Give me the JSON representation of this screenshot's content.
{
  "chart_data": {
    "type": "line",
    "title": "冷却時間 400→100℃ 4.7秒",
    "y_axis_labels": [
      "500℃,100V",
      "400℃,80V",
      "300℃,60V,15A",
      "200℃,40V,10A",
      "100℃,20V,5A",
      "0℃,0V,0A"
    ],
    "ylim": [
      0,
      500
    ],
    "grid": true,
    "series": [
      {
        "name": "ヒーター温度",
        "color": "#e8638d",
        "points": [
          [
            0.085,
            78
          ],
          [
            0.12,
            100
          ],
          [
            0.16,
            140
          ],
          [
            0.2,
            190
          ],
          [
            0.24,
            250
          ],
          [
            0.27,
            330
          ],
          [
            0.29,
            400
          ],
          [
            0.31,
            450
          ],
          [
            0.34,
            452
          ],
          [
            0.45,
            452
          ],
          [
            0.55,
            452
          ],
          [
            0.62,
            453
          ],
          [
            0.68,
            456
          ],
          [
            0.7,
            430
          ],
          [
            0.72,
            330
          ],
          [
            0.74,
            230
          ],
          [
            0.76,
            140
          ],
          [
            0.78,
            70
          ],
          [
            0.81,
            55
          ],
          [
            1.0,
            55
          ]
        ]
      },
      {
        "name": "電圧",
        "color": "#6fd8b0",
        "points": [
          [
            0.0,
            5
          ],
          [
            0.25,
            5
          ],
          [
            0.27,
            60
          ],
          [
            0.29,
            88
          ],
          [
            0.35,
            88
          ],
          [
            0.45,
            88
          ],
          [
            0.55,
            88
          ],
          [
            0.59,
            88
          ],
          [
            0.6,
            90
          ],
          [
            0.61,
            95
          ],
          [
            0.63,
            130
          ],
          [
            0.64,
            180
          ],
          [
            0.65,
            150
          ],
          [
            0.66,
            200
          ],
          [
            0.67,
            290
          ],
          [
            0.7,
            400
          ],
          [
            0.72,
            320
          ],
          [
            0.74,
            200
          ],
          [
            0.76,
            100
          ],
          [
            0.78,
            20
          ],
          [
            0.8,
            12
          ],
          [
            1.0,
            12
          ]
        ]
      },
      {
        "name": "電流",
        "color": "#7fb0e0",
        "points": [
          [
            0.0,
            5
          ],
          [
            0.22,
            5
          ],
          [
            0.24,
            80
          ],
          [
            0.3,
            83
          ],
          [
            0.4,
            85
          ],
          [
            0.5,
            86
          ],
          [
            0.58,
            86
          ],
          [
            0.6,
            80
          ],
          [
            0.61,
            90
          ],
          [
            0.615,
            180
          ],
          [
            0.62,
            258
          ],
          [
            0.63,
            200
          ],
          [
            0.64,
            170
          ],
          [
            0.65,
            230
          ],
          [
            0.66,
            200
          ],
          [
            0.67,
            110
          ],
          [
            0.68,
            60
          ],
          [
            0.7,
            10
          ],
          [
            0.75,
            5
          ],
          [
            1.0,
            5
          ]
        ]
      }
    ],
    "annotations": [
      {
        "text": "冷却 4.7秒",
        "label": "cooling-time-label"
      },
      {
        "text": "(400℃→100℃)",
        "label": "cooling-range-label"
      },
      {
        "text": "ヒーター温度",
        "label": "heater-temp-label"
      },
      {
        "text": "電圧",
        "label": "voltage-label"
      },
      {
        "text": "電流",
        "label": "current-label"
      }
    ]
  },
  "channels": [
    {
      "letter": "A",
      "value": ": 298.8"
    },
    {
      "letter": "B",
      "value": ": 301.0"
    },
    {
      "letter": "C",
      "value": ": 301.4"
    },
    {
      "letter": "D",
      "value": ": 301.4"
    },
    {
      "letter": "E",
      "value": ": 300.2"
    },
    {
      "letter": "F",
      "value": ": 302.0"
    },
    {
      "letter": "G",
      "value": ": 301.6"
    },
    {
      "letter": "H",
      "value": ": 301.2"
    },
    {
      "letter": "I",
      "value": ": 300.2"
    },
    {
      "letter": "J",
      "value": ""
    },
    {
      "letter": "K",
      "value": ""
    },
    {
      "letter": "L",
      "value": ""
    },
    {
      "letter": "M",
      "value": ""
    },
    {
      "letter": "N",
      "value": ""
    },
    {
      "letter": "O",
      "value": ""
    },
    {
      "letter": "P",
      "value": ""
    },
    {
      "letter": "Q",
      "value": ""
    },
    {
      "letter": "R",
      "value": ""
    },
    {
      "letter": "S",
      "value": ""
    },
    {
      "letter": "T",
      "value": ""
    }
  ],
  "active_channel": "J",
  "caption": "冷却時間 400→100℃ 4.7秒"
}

□ □ □ □

Reproduce all of the entries word for word.

*Result of this exercise*.
Give me the JSON representation of this screenshot's content.
{
  "chart_data": {
    "type": "line",
    "title": "冷却時間 400→100℃ 4.7秒",
    "y_axis_labels": [
      "500℃,100V",
      "400℃,80V",
      "300℃,60V,15A",
      "200℃,40V,10A",
      "100℃,20V,5A",
      "0℃,0V,0A"
    ],
    "ylim": [
      0,
      500
    ],
    "grid": true,
    "series": [
      {
        "name": "ヒーター温度",
        "color": "#e8638d",
        "points": [
          [
            0.085,
            78
          ],
          [
            0.12,
            100
          ],
          [
            0.16,
            140
          ],
          [
            0.2,
            190
          ],
          [
            0.24,
            250
          ],
          [
            0.27,
            330
          ],
          [
            0.29,
            400
          ],
          [
            0.31,
            450
          ],
          [
            0.34,
            452
          ],
          [
            0.45,
            452
          ],
          [
            0.55,
            452
          ],
          [
            0.62,
            453
          ],
          [
            0.68,
            456
          ],
          [
            0.7,
            430
          ],
          [
            0.72,
            330
          ],
          [
            0.74,
            230
          ],
          [
            0.76,
            140
          ],
          [
            0.78,
            70
          ],
          [
            0.81,
            55
          ],
          [
            1.0,
            55
          ]
        ]
      },
      {
        "name": "電圧",
        "color": "#6fd8b0",
        "points": [
          [
            0.0,
            5
          ],
          [
            0.25,
            5
          ],
          [
            0.27,
            60
          ],
          [
            0.29,
            88
          ],
          [
            0.35,
            88
          ],
          [
            0.45,
            88
          ],
          [
            0.55,
            88
          ],
          [
            0.59,
            88
          ],
          [
            0.6,
            90
          ],
          [
            0.61,
            95
          ],
          [
            0.63,
            130
          ],
          [
            0.64,
            180
          ],
          [
            0.65,
            150
          ],
          [
            0.66,
            200
          ],
          [
            0.67,
            290
          ],
          [
            0.7,
            400
          ],
          [
            0.72,
            320
          ],
          [
            0.74,
            200
          ],
          [
            0.76,
            100
          ],
          [
            0.78,
            20
          ],
          [
            0.8,
            12
          ],
          [
            1.0,
            12
          ]
        ]
      },
      {
        "name": "電流",
        "color": "#7fb0e0",
        "points": [
          [
            0.0,
            5
          ],
          [
            0.22,
            5
          ],
          [
            0.24,
            80
          ],
          [
            0.3,
            83
          ],
          [
            0.4,
            85
          ],
          [
            0.5,
            86
          ],
          [
            0.58,
            86
          ],
          [
            0.6,
            80
          ],
          [
            0.61,
            90
          ],
          [
            0.615,
            180
          ],
          [
            0.62,
            258
          ],
          [
            0.63,
            200
          ],
          [
            0.64,
            170
          ],
          [
            0.65,
            230
          ],
          [
            0.66,
            200
          ],
          [
            0.67,
            110
          ],
          [
            0.68,
            60
          ],
          [
            0.7,
            10
          ],
          [
            0.75,
            5
          ],
          [
            1.0,
            5
          ]
        ]
      }
    ],
    "annotations": [
      {
        "text": "冷却 4.7秒",
        "label": "cooling-time-label"
      },
      {
        "text": "(400℃→100℃)",
        "label": "cooling-range-label"
      },
      {
        "text": "ヒーター温度",
        "label": "heater-temp-label"
      },
      {
        "text": "電圧",
        "label": "voltage-label"
      },
      {
        "text": "電流",
        "label": "current-label"
      }
    ]
  },
  "channels": [
    {
      "letter": "A",
      "value": ": 298.8"
    },
    {
      "letter": "B",
      "value": ": 301.0"
    },
    {
      "letter": "C",
      "value": ": 301.4"
    },
    {
      "letter": "D",
      "value": ": 301.4"
    },
    {
      "letter": "E",
      "value": ": 300.2"
    },
    {
      "letter": "F",
      "value": ": 302.0"
    },
    {
      "letter": "G",
      "value": ": 301.6"
    },
    {
      "letter": "H",
      "value": ": 301.2"
    },
    {
      "letter": "I",
      "value": ": 300.2"
    },
    {
      "letter": "J",
      "value": ""
    },
    {
      "letter": "K",
      "value": ""
    },
    {
      "letter": "L",
      "value": ""
    },
    {
      "letter": "M",
      "value": ""
    },
    {
      "letter": "N",
      "value": ""
    },
    {
      "letter": "O",
      "value": ""
    },
    {
      "letter": "P",
      "value": ""
    },
    {
      "letter": "Q",
      "value": ""
    },
    {
      "letter": "R",
      "value": ""
    },
    {
      "letter": "S",
      "value": ""
    },
    {
      "letter": "T",
      "value": ""
    }
  ],
  "active_channel": "J",
  "caption": "冷却時間 400→100℃ 4.7秒"
}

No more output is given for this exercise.